Supplied records
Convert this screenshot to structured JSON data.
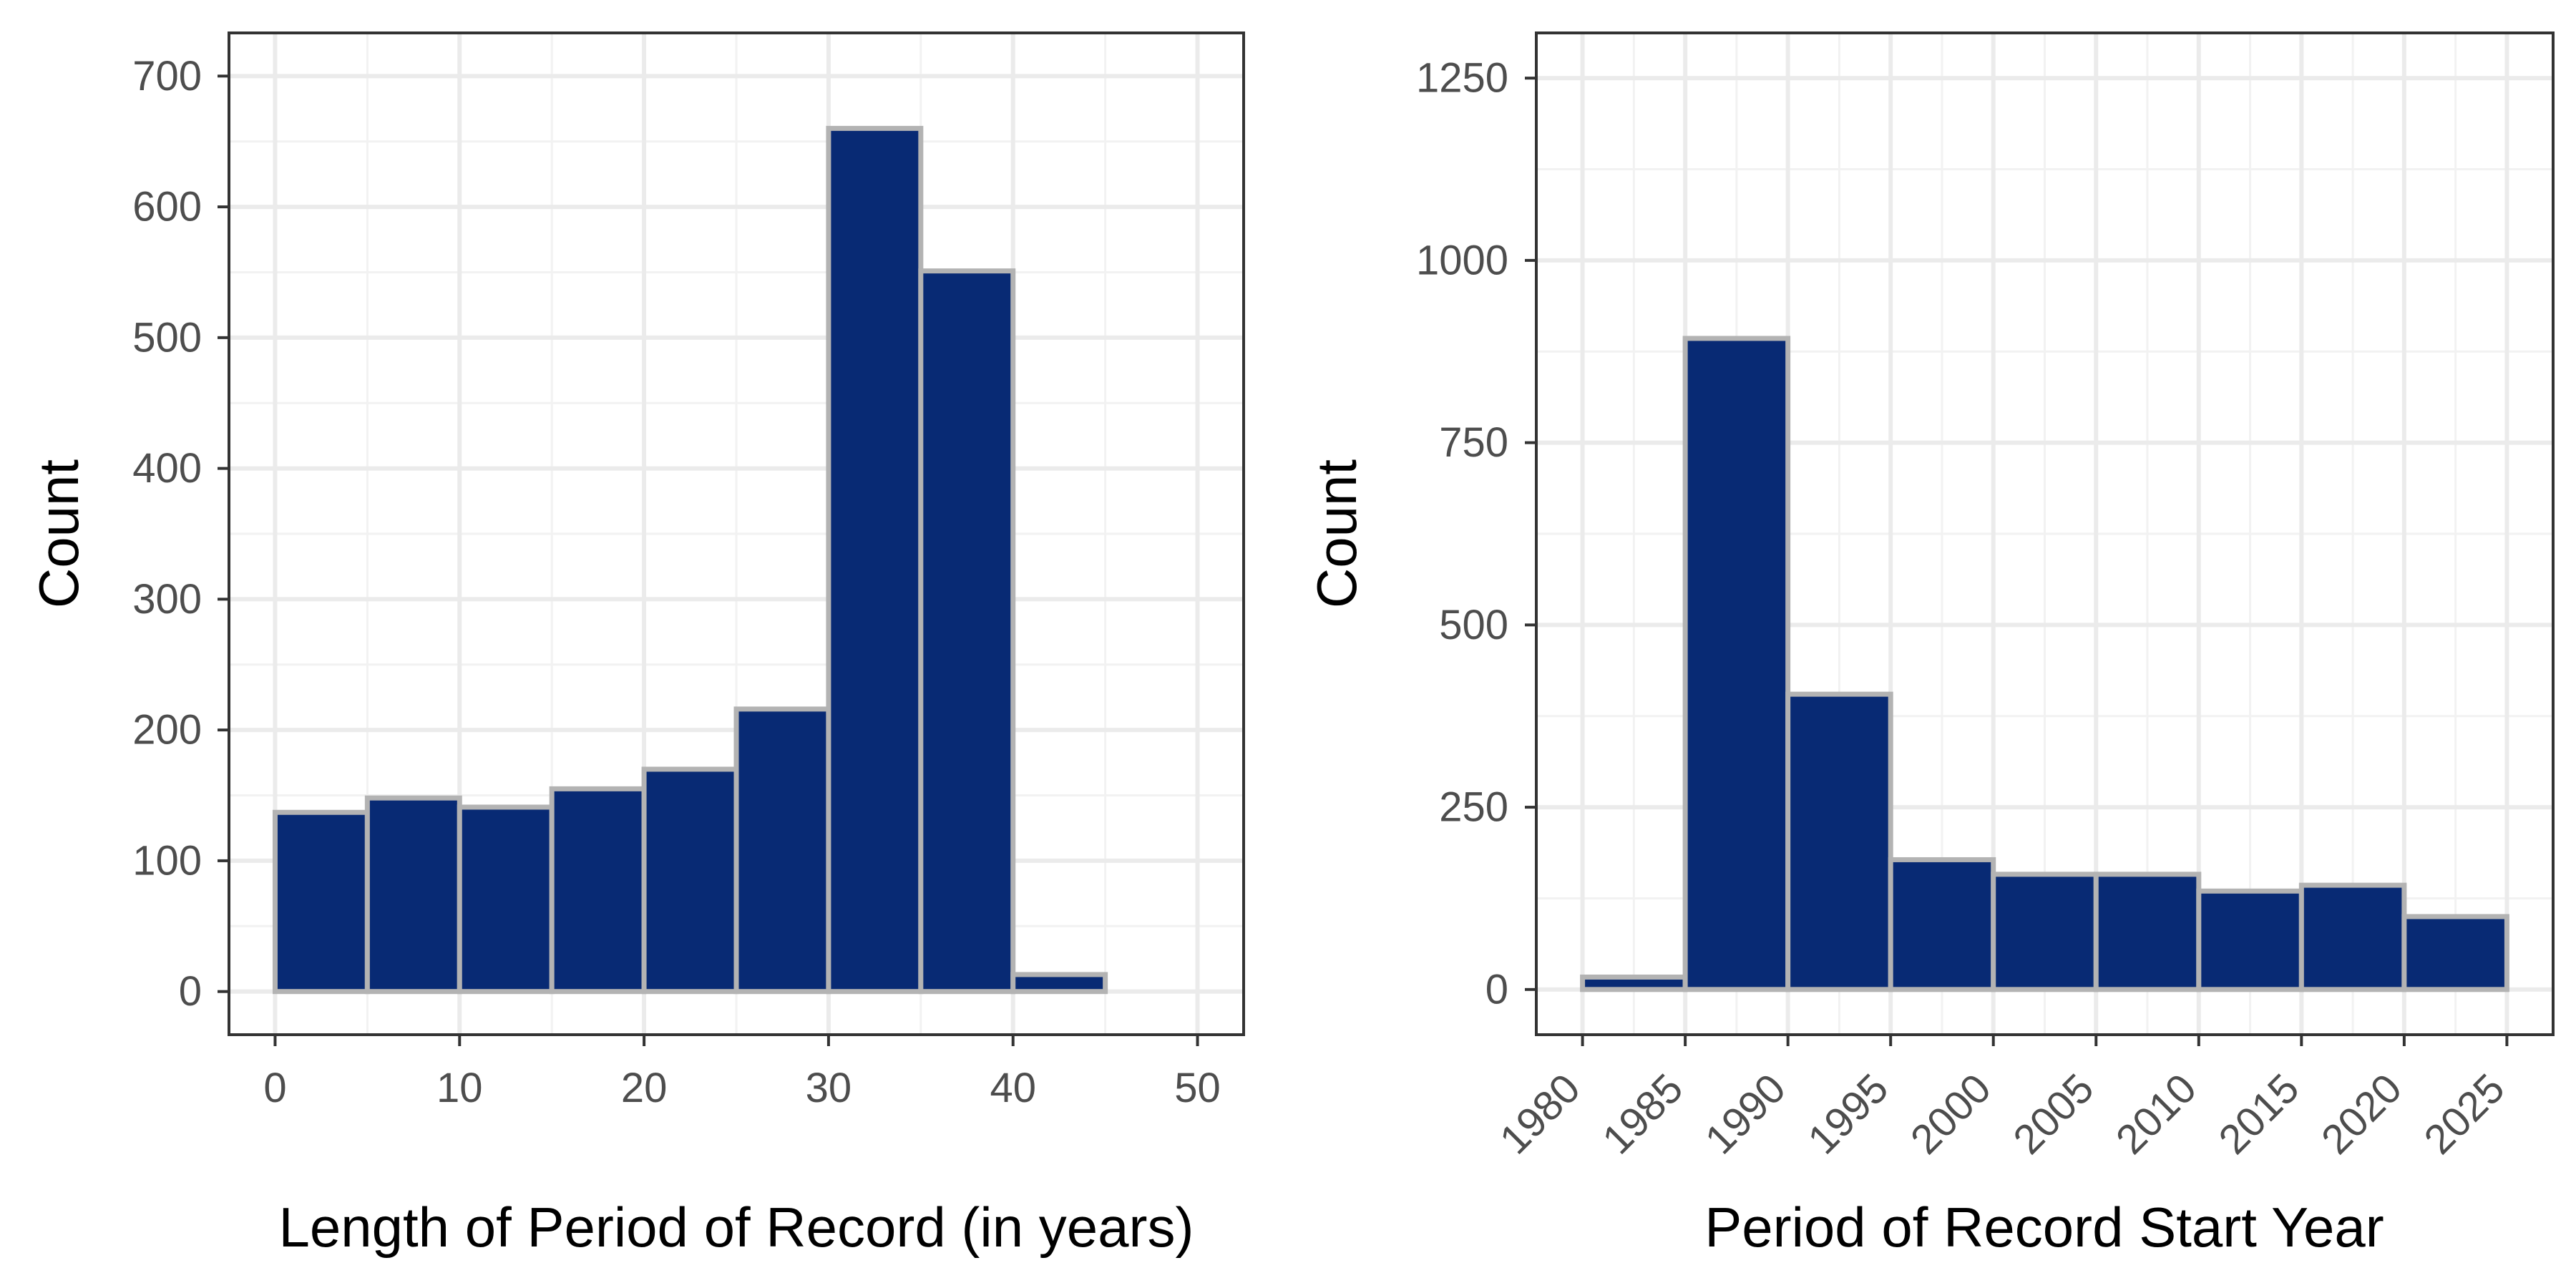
{
  "colors": {
    "bar_fill": "#082A74",
    "bar_stroke": "#B3B3B3",
    "grid_major": "#EBEBEB",
    "grid_minor": "#F2F2F2",
    "panel_border": "#333333",
    "tick_text": "#4D4D4D",
    "title_text": "#000000"
  },
  "chart_data": [
    {
      "type": "bar",
      "xlabel": "Length of Period of Record (in years)",
      "ylabel": "Count",
      "xlim": [
        -2.5,
        52.5
      ],
      "ylim": [
        -33,
        733
      ],
      "xticks": [
        0,
        10,
        20,
        30,
        40,
        50
      ],
      "xtick_labels": [
        "0",
        "10",
        "20",
        "30",
        "40",
        "50"
      ],
      "yticks": [
        0,
        100,
        200,
        300,
        400,
        500,
        600,
        700
      ],
      "ytick_labels": [
        "0",
        "100",
        "200",
        "300",
        "400",
        "500",
        "600",
        "700"
      ],
      "bin_edges": [
        0,
        5,
        10,
        15,
        20,
        25,
        30,
        35,
        40,
        45,
        50
      ],
      "values": [
        137,
        148,
        141,
        155,
        170,
        216,
        660,
        551,
        13,
        0
      ],
      "grid": true
    },
    {
      "type": "bar",
      "xlabel": "Period of Record Start Year",
      "ylabel": "Count",
      "xlim": [
        1977.75,
        2027.25
      ],
      "ylim": [
        -62,
        1312
      ],
      "xticks": [
        1980,
        1985,
        1990,
        1995,
        2000,
        2005,
        2010,
        2015,
        2020,
        2025
      ],
      "xtick_labels": [
        "1980",
        "1985",
        "1990",
        "1995",
        "2000",
        "2005",
        "2010",
        "2015",
        "2020",
        "2025"
      ],
      "xtick_rotation": -45,
      "yticks": [
        0,
        250,
        500,
        750,
        1000,
        1250
      ],
      "ytick_labels": [
        "0",
        "250",
        "500",
        "750",
        "1000",
        "1250"
      ],
      "bin_edges": [
        1980,
        1985,
        1990,
        1995,
        2000,
        2005,
        2010,
        2015,
        2020,
        2025
      ],
      "values": [
        17,
        893,
        405,
        178,
        158,
        158,
        135,
        143,
        100
      ],
      "grid": true
    }
  ]
}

The task
Without including any picture, repeat the data exactly.

Answer for the task
Convert this screenshot to structured JSON data.
{
  "colors": {
    "bar_fill": "#082A74",
    "bar_stroke": "#B3B3B3",
    "grid_major": "#EBEBEB",
    "grid_minor": "#F2F2F2",
    "panel_border": "#333333",
    "tick_text": "#4D4D4D",
    "title_text": "#000000"
  },
  "chart_data": [
    {
      "type": "bar",
      "xlabel": "Length of Period of Record (in years)",
      "ylabel": "Count",
      "xlim": [
        -2.5,
        52.5
      ],
      "ylim": [
        -33,
        733
      ],
      "xticks": [
        0,
        10,
        20,
        30,
        40,
        50
      ],
      "xtick_labels": [
        "0",
        "10",
        "20",
        "30",
        "40",
        "50"
      ],
      "yticks": [
        0,
        100,
        200,
        300,
        400,
        500,
        600,
        700
      ],
      "ytick_labels": [
        "0",
        "100",
        "200",
        "300",
        "400",
        "500",
        "600",
        "700"
      ],
      "bin_edges": [
        0,
        5,
        10,
        15,
        20,
        25,
        30,
        35,
        40,
        45,
        50
      ],
      "values": [
        137,
        148,
        141,
        155,
        170,
        216,
        660,
        551,
        13,
        0
      ],
      "grid": true
    },
    {
      "type": "bar",
      "xlabel": "Period of Record Start Year",
      "ylabel": "Count",
      "xlim": [
        1977.75,
        2027.25
      ],
      "ylim": [
        -62,
        1312
      ],
      "xticks": [
        1980,
        1985,
        1990,
        1995,
        2000,
        2005,
        2010,
        2015,
        2020,
        2025
      ],
      "xtick_labels": [
        "1980",
        "1985",
        "1990",
        "1995",
        "2000",
        "2005",
        "2010",
        "2015",
        "2020",
        "2025"
      ],
      "xtick_rotation": -45,
      "yticks": [
        0,
        250,
        500,
        750,
        1000,
        1250
      ],
      "ytick_labels": [
        "0",
        "250",
        "500",
        "750",
        "1000",
        "1250"
      ],
      "bin_edges": [
        1980,
        1985,
        1990,
        1995,
        2000,
        2005,
        2010,
        2015,
        2020,
        2025
      ],
      "values": [
        17,
        893,
        405,
        178,
        158,
        158,
        135,
        143,
        100
      ],
      "grid": true
    }
  ]
}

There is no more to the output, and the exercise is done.